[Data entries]
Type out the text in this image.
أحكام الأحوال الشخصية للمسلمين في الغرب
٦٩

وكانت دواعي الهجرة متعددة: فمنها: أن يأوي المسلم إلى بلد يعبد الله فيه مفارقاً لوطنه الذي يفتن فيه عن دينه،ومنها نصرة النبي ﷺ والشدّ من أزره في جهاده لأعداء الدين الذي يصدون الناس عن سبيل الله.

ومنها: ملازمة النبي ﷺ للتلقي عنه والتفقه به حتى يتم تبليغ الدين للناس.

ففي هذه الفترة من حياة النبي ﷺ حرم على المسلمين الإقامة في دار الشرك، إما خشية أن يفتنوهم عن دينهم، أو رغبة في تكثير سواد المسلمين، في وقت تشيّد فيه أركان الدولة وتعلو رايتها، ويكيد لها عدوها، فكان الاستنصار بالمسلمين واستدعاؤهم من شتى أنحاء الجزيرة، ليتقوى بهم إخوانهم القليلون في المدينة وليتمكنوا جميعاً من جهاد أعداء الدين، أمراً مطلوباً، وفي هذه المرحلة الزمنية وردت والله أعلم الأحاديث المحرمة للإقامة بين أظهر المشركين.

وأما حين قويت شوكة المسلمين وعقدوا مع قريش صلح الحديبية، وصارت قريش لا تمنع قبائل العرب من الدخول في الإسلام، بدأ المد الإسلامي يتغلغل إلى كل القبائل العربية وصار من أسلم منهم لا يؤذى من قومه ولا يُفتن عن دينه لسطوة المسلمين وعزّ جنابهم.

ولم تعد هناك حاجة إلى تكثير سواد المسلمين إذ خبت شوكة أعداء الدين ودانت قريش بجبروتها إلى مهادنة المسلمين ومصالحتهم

### What is being asked
Once more, set down the full listing, verbatim.

### Written solution
Type out the text in this image.
أحكام الأحوال الشخصية للمسلمين في الغرب
٦٩

وكانت دواعي الهجرة متعددة: فمنها: أن يأوي المسلم إلى بلد يعبد الله فيه مفارقاً لوطنه الذي يفتن فيه عن دينه،ومنها نصرة النبي ﷺ والشدّ من أزره في جهاده لأعداء الدين الذي يصدون الناس عن سبيل الله.

ومنها: ملازمة النبي ﷺ للتلقي عنه والتفقه به حتى يتم تبليغ الدين للناس.

ففي هذه الفترة من حياة النبي ﷺ حرم على المسلمين الإقامة في دار الشرك، إما خشية أن يفتنوهم عن دينهم، أو رغبة في تكثير سواد المسلمين، في وقت تشيّد فيه أركان الدولة وتعلو رايتها، ويكيد لها عدوها، فكان الاستنصار بالمسلمين واستدعاؤهم من شتى أنحاء الجزيرة، ليتقوى بهم إخوانهم القليلون في المدينة وليتمكنوا جميعاً من جهاد أعداء الدين، أمراً مطلوباً، وفي هذه المرحلة الزمنية وردت والله أعلم الأحاديث المحرمة للإقامة بين أظهر المشركين.

وأما حين قويت شوكة المسلمين وعقدوا مع قريش صلح الحديبية، وصارت قريش لا تمنع قبائل العرب من الدخول في الإسلام، بدأ المد الإسلامي يتغلغل إلى كل القبائل العربية وصار من أسلم منهم لا يؤذى من قومه ولا يُفتن عن دينه لسطوة المسلمين وعزّ جنابهم.

ولم تعد هناك حاجة إلى تكثير سواد المسلمين إذ خبت شوكة أعداء الدين ودانت قريش بجبروتها إلى مهادنة المسلمين ومصالحتهم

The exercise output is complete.